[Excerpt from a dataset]
————————

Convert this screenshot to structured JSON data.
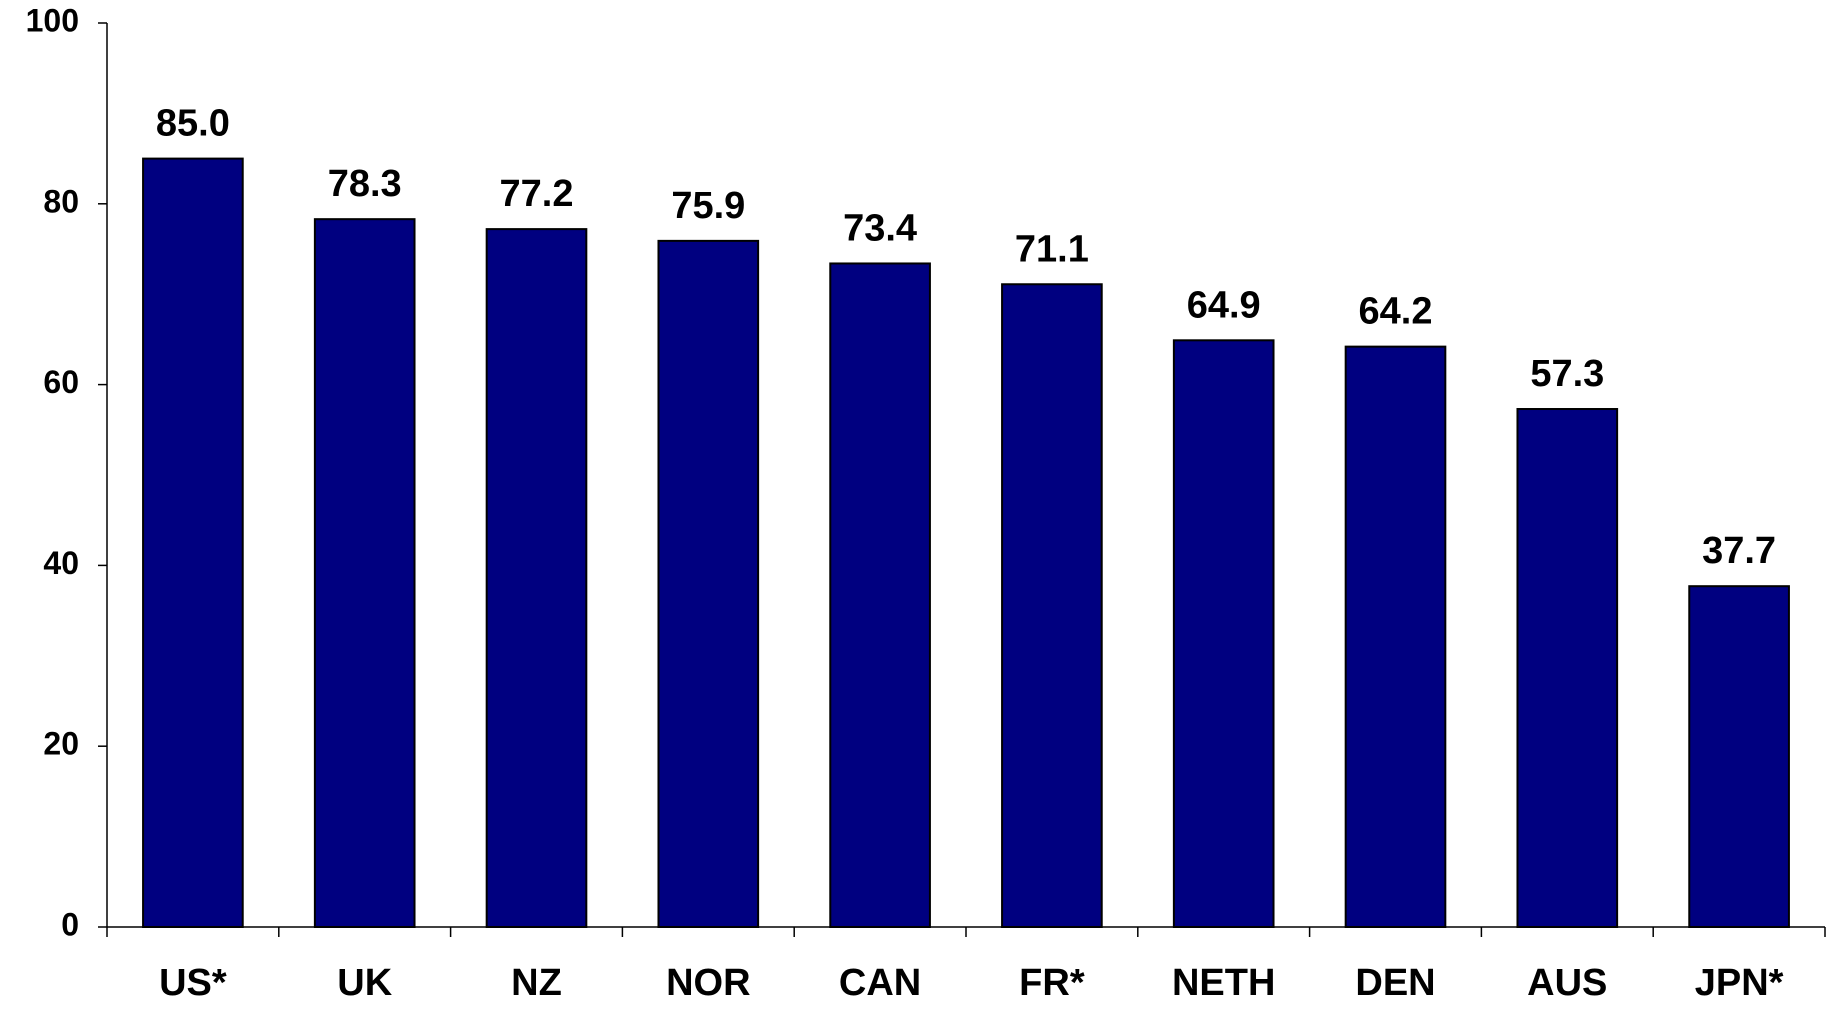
{
  "chart_data": {
    "type": "bar",
    "categories": [
      "US*",
      "UK",
      "NZ",
      "NOR",
      "CAN",
      "FR*",
      "NETH",
      "DEN",
      "AUS",
      "JPN*"
    ],
    "values": [
      85.0,
      78.3,
      77.2,
      75.9,
      73.4,
      71.1,
      64.9,
      64.2,
      57.3,
      37.7
    ],
    "value_labels": [
      "85.0",
      "78.3",
      "77.2",
      "75.9",
      "73.4",
      "71.1",
      "64.9",
      "64.2",
      "57.3",
      "37.7"
    ],
    "color": "#000080",
    "ylim": [
      0,
      100
    ],
    "yticks": [
      0,
      20,
      40,
      60,
      80,
      100
    ],
    "grid": false
  }
}
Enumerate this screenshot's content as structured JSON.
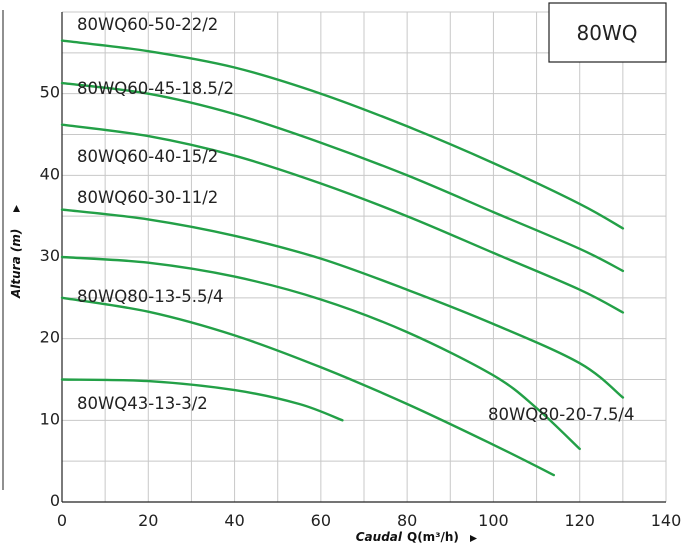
{
  "chart_data": {
    "type": "line",
    "title": "80WQ",
    "xlabel": "Caudal",
    "xlabel_unit": "Q(m³/h)",
    "ylabel": "Altura (m)",
    "xlim": [
      0,
      140
    ],
    "ylim": [
      0,
      60
    ],
    "xticks": [
      0,
      20,
      40,
      60,
      80,
      100,
      120,
      140
    ],
    "yticks": [
      0,
      10,
      20,
      30,
      40,
      50
    ],
    "grid": true,
    "series_color": "#23a047",
    "grid_color": "#c8c8c8",
    "series": [
      {
        "name": "80WQ60-50-22/2",
        "x": [
          0,
          20,
          40,
          60,
          80,
          100,
          120,
          130
        ],
        "y": [
          56.5,
          55.2,
          53.2,
          50.0,
          46.0,
          41.5,
          36.5,
          33.5
        ]
      },
      {
        "name": "80WQ60-45-18.5/2",
        "x": [
          0,
          20,
          40,
          60,
          80,
          100,
          120,
          130
        ],
        "y": [
          51.3,
          50.0,
          47.5,
          44.0,
          40.0,
          35.5,
          31.0,
          28.3
        ]
      },
      {
        "name": "80WQ60-40-15/2",
        "x": [
          0,
          20,
          40,
          60,
          80,
          100,
          120,
          130
        ],
        "y": [
          46.2,
          44.8,
          42.4,
          39.0,
          35.0,
          30.5,
          26.0,
          23.2
        ]
      },
      {
        "name": "80WQ60-30-11/2",
        "x": [
          0,
          20,
          40,
          60,
          80,
          100,
          120,
          130
        ],
        "y": [
          35.8,
          34.6,
          32.6,
          29.8,
          26.0,
          21.8,
          17.0,
          12.8
        ]
      },
      {
        "name": "80WQ80-20-7.5/4",
        "x": [
          0,
          20,
          40,
          60,
          80,
          100,
          110,
          120
        ],
        "y": [
          30.0,
          29.3,
          27.6,
          24.8,
          20.8,
          15.5,
          11.5,
          6.5
        ]
      },
      {
        "name": "80WQ80-13-5.5/4",
        "x": [
          0,
          20,
          40,
          60,
          80,
          100,
          114
        ],
        "y": [
          25.0,
          23.3,
          20.4,
          16.5,
          12.0,
          7.0,
          3.3
        ]
      },
      {
        "name": "80WQ43-13-3/2",
        "x": [
          0,
          20,
          40,
          55,
          65
        ],
        "y": [
          15.0,
          14.8,
          13.7,
          12.0,
          10.0
        ]
      }
    ]
  }
}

————————

What the task asks:
Among the entries above, how many lines hold the word "screenshot"? Reply with only that number.

Output of the exercise:
2